Given task:
Copy each line below that includes "term".
______________________________
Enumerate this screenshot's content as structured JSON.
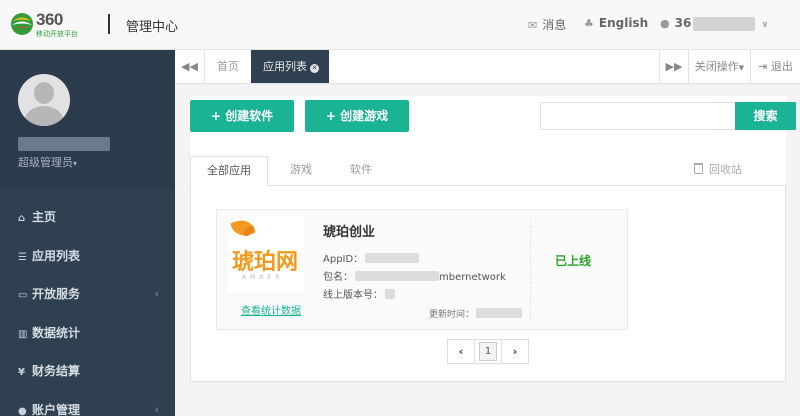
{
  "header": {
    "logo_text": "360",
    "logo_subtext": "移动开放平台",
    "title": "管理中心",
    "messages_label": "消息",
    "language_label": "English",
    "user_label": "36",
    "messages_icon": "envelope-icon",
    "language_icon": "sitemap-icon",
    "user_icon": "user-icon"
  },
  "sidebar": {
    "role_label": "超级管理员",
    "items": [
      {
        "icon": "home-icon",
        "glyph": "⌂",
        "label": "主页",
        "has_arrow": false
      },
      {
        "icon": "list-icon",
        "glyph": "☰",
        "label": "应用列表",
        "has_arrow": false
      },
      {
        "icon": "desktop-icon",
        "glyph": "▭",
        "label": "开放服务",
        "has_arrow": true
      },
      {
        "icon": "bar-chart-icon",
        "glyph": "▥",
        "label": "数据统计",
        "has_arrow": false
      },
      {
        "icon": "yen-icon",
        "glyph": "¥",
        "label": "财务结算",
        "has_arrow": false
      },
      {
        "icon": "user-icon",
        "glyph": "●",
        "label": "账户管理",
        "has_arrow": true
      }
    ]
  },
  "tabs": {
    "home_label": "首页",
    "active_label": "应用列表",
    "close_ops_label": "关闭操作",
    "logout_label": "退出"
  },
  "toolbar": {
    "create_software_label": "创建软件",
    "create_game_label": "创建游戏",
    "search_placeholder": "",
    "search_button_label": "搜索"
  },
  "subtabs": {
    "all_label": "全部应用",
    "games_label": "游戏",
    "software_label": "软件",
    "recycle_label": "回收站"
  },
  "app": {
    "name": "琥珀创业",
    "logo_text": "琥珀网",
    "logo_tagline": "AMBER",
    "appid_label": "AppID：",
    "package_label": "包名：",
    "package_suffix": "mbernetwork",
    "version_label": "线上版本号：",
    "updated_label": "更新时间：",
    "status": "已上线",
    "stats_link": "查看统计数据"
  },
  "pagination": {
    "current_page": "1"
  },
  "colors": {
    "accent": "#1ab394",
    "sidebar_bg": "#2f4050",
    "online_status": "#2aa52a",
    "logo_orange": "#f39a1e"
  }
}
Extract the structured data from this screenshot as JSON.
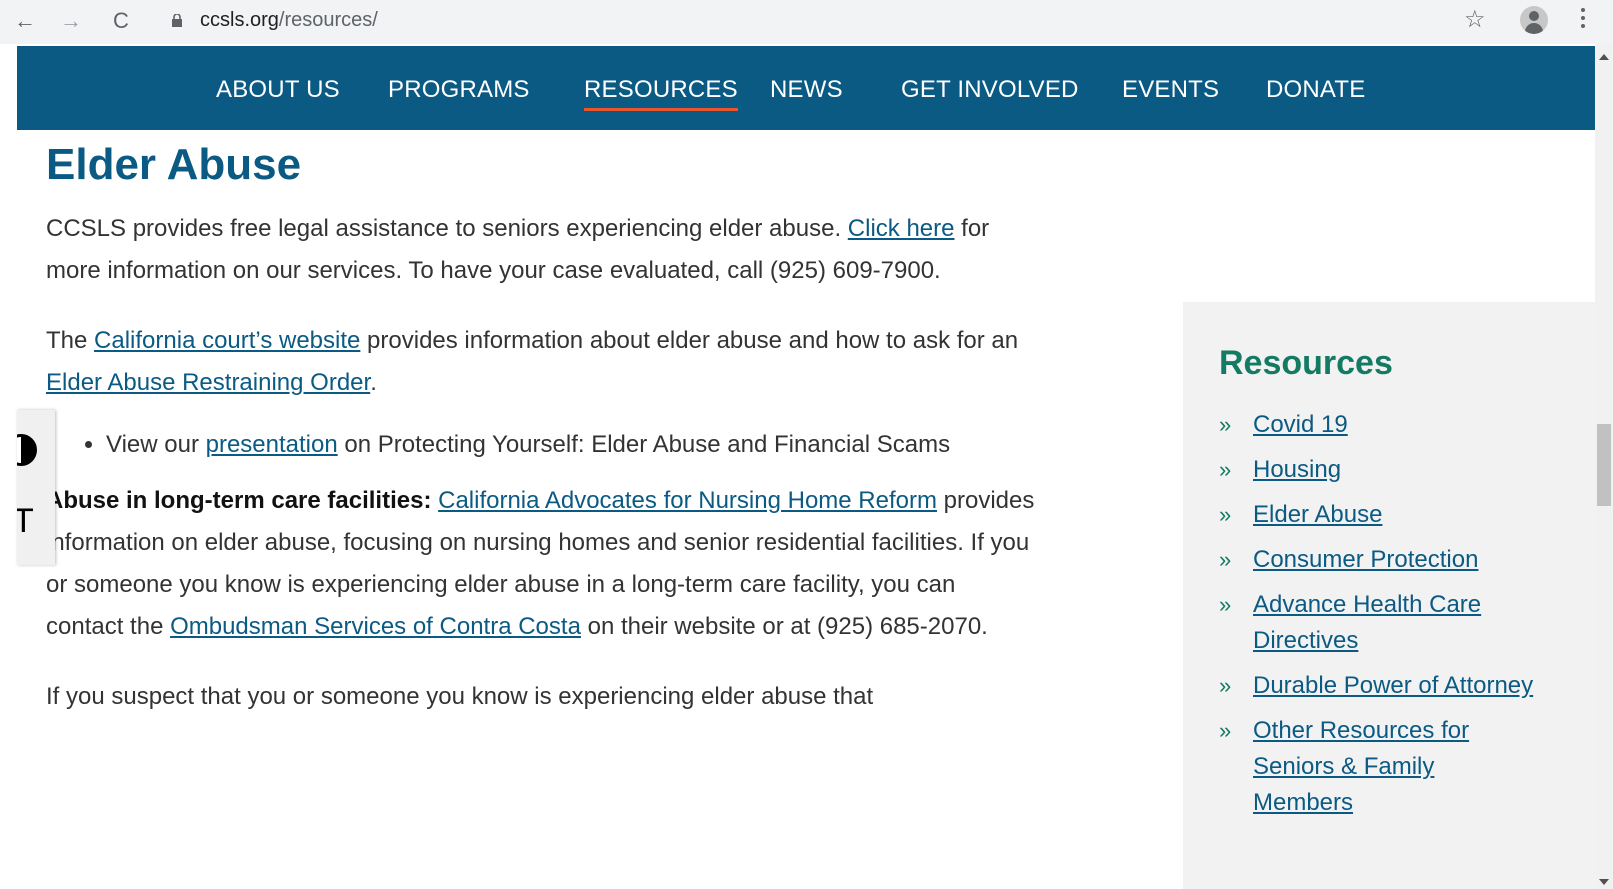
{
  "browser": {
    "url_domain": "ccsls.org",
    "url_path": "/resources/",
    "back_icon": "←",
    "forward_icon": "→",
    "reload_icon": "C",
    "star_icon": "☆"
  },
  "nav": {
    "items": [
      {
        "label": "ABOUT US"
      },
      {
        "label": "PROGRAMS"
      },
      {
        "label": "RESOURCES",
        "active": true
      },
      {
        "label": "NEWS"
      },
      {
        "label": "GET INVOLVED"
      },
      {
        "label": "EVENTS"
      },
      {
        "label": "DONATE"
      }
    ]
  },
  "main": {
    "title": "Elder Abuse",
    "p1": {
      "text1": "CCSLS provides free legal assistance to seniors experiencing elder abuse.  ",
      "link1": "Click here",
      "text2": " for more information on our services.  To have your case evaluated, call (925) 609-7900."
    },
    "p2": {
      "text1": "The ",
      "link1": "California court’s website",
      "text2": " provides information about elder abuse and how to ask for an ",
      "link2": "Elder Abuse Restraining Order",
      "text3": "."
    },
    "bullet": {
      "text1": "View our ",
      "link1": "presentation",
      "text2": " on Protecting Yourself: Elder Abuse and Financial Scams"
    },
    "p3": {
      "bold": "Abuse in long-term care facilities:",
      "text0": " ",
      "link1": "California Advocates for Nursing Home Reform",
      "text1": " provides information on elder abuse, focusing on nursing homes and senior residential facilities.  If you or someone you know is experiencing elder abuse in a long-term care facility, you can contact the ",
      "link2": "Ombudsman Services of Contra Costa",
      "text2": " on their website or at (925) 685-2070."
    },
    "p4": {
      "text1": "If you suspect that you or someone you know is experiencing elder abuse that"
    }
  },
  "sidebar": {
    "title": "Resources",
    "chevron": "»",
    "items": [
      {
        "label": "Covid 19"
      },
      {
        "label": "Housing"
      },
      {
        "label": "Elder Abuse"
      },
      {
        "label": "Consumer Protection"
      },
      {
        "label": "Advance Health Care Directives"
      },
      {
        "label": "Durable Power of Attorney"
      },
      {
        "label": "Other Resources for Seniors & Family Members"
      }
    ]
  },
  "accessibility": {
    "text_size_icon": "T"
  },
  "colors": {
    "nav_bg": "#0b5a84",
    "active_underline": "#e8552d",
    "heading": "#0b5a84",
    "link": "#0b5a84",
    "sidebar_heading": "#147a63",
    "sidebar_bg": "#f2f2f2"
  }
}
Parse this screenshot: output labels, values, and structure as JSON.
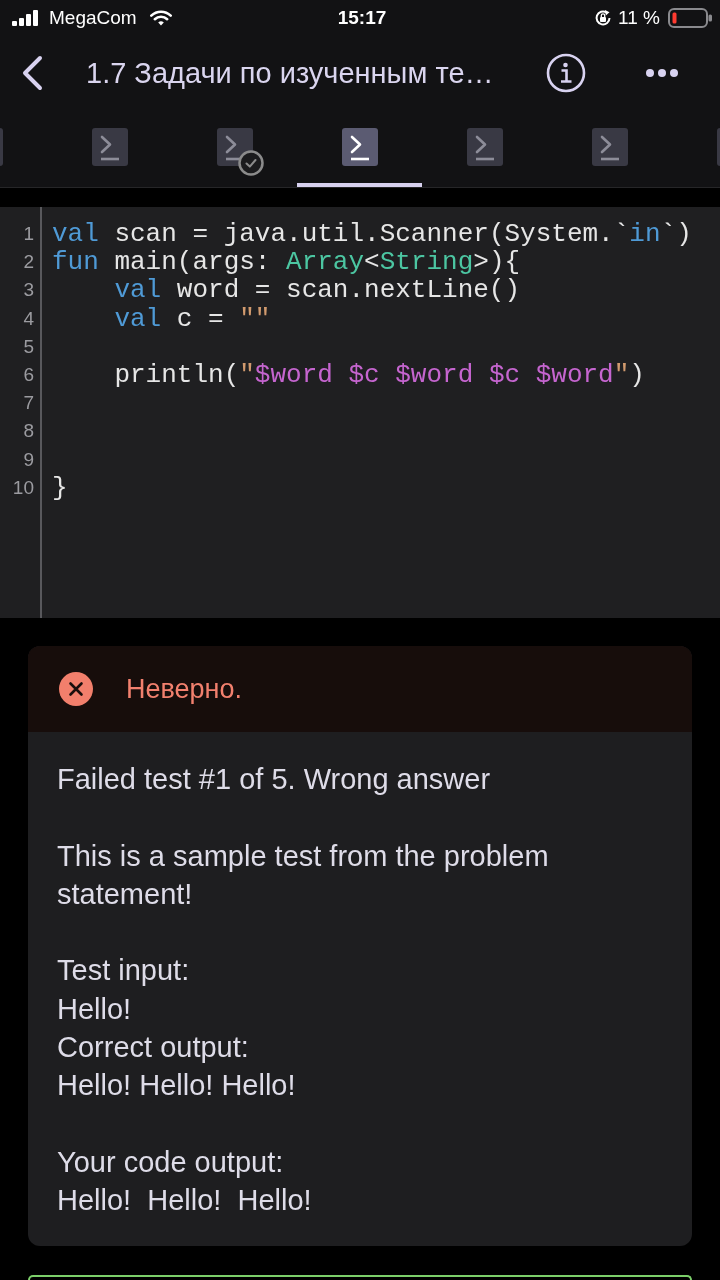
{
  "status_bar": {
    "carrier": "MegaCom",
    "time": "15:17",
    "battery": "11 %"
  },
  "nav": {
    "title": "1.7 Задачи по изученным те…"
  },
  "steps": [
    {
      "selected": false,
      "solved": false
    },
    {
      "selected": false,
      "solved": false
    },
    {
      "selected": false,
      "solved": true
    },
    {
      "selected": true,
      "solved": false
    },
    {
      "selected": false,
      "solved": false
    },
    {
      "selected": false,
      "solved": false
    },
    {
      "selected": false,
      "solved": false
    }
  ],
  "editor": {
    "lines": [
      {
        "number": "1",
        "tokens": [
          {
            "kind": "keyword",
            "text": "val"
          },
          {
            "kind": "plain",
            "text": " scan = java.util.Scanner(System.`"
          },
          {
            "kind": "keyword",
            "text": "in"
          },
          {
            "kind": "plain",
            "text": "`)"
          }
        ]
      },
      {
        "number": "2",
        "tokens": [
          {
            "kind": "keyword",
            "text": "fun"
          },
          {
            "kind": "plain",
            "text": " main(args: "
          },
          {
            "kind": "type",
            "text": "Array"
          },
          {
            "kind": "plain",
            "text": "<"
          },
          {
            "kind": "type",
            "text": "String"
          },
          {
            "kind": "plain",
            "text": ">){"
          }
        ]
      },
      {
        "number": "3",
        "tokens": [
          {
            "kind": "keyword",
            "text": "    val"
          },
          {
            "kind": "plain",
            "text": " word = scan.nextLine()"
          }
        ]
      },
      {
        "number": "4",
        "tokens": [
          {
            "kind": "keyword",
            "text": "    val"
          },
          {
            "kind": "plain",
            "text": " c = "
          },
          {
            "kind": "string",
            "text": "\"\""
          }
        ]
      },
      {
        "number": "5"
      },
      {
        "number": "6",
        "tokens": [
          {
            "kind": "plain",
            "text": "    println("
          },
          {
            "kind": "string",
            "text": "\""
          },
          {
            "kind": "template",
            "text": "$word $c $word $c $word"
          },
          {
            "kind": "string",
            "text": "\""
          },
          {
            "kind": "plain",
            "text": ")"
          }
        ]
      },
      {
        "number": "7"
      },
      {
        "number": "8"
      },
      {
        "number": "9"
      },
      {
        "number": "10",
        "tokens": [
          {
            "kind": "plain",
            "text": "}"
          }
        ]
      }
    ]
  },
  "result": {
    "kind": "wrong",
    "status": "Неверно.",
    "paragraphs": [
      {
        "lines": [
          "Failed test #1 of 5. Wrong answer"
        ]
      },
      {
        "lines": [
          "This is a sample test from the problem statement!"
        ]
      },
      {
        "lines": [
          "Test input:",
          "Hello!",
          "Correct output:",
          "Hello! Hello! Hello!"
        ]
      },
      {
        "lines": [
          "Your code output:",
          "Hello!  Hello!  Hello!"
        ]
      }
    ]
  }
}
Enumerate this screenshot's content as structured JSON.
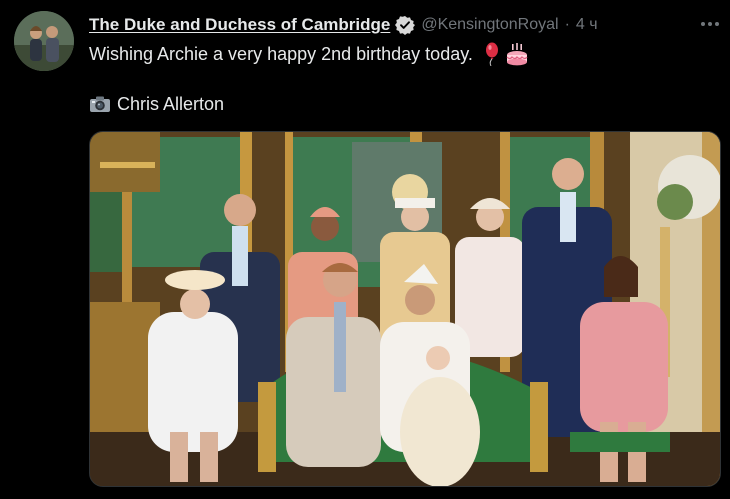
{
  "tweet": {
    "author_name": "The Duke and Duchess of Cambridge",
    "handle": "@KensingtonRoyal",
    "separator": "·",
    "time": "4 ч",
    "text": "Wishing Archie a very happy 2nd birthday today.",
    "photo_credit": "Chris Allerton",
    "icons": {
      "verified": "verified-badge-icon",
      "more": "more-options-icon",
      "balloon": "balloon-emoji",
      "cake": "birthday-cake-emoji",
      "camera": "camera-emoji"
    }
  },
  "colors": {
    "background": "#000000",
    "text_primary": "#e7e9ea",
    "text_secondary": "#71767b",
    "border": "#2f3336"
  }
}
______________________________
Task solution:
      "bold": "Abuse in long-term care facilities:",
      "text1": " provides information on elder abuse, focusing on nursing homes and senior residential facilities.  If you or someone you know is experiencing elder abuse in a long-term care facility, you can contact the ",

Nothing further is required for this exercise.